* What is asked *
Retype each record shown below, leaving every character as it is.

* Data supplied *
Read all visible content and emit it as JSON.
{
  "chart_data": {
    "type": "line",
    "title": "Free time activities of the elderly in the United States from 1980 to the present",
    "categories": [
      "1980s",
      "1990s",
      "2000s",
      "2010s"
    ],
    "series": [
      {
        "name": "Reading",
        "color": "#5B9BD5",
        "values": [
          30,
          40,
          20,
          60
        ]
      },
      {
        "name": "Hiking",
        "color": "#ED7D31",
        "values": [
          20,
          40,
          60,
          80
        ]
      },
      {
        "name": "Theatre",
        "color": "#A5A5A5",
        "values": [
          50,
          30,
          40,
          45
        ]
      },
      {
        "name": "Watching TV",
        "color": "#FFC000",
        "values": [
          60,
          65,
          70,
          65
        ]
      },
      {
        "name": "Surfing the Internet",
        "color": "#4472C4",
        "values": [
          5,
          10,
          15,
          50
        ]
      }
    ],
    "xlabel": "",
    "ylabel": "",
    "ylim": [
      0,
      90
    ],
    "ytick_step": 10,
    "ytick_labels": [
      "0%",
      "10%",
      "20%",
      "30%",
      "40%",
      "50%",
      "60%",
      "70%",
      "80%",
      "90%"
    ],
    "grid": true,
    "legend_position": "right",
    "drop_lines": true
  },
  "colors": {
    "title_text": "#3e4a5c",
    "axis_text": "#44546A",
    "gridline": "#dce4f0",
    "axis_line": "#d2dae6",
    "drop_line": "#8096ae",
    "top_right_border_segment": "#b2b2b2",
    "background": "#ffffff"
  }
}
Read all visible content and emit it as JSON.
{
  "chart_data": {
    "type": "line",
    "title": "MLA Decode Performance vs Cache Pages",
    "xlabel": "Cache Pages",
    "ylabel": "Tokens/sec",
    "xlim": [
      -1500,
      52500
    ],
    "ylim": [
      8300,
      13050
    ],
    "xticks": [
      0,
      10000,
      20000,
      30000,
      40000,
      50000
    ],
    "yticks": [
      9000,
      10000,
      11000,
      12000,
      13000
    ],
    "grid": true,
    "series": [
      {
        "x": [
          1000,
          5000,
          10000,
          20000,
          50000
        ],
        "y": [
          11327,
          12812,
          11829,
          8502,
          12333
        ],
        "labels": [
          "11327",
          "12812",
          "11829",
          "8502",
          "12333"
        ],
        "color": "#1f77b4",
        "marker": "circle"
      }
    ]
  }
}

* The response *
Read all visible content and emit it as JSON.
{
  "chart_data": {
    "type": "line",
    "title": "Free time activities of the elderly in the United States from 1980 to the present",
    "categories": [
      "1980s",
      "1990s",
      "2000s",
      "2010s"
    ],
    "series": [
      {
        "name": "Reading",
        "color": "#5B9BD5",
        "values": [
          30,
          40,
          20,
          60
        ]
      },
      {
        "name": "Hiking",
        "color": "#ED7D31",
        "values": [
          20,
          40,
          60,
          80
        ]
      },
      {
        "name": "Theatre",
        "color": "#A5A5A5",
        "values": [
          50,
          30,
          40,
          45
        ]
      },
      {
        "name": "Watching TV",
        "color": "#FFC000",
        "values": [
          60,
          65,
          70,
          65
        ]
      },
      {
        "name": "Surfing the Internet",
        "color": "#4472C4",
        "values": [
          5,
          10,
          15,
          50
        ]
      }
    ],
    "xlabel": "",
    "ylabel": "",
    "ylim": [
      0,
      90
    ],
    "ytick_step": 10,
    "ytick_labels": [
      "0%",
      "10%",
      "20%",
      "30%",
      "40%",
      "50%",
      "60%",
      "70%",
      "80%",
      "90%"
    ],
    "grid": true,
    "legend_position": "right",
    "drop_lines": true
  },
  "colors": {
    "title_text": "#3e4a5c",
    "axis_text": "#44546A",
    "gridline": "#dce4f0",
    "axis_line": "#d2dae6",
    "drop_line": "#8096ae",
    "top_right_border_segment": "#b2b2b2",
    "background": "#ffffff"
  }
}
Read all visible content and emit it as JSON.
{
  "chart_data": {
    "type": "line",
    "title": "MLA Decode Performance vs Cache Pages",
    "xlabel": "Cache Pages",
    "ylabel": "Tokens/sec",
    "xlim": [
      -1500,
      52500
    ],
    "ylim": [
      8300,
      13050
    ],
    "xticks": [
      0,
      10000,
      20000,
      30000,
      40000,
      50000
    ],
    "yticks": [
      9000,
      10000,
      11000,
      12000,
      13000
    ],
    "grid": true,
    "series": [
      {
        "x": [
          1000,
          5000,
          10000,
          20000,
          50000
        ],
        "y": [
          11327,
          12812,
          11829,
          8502,
          12333
        ],
        "labels": [
          "11327",
          "12812",
          "11829",
          "8502",
          "12333"
        ],
        "color": "#1f77b4",
        "marker": "circle"
      }
    ]
  }
}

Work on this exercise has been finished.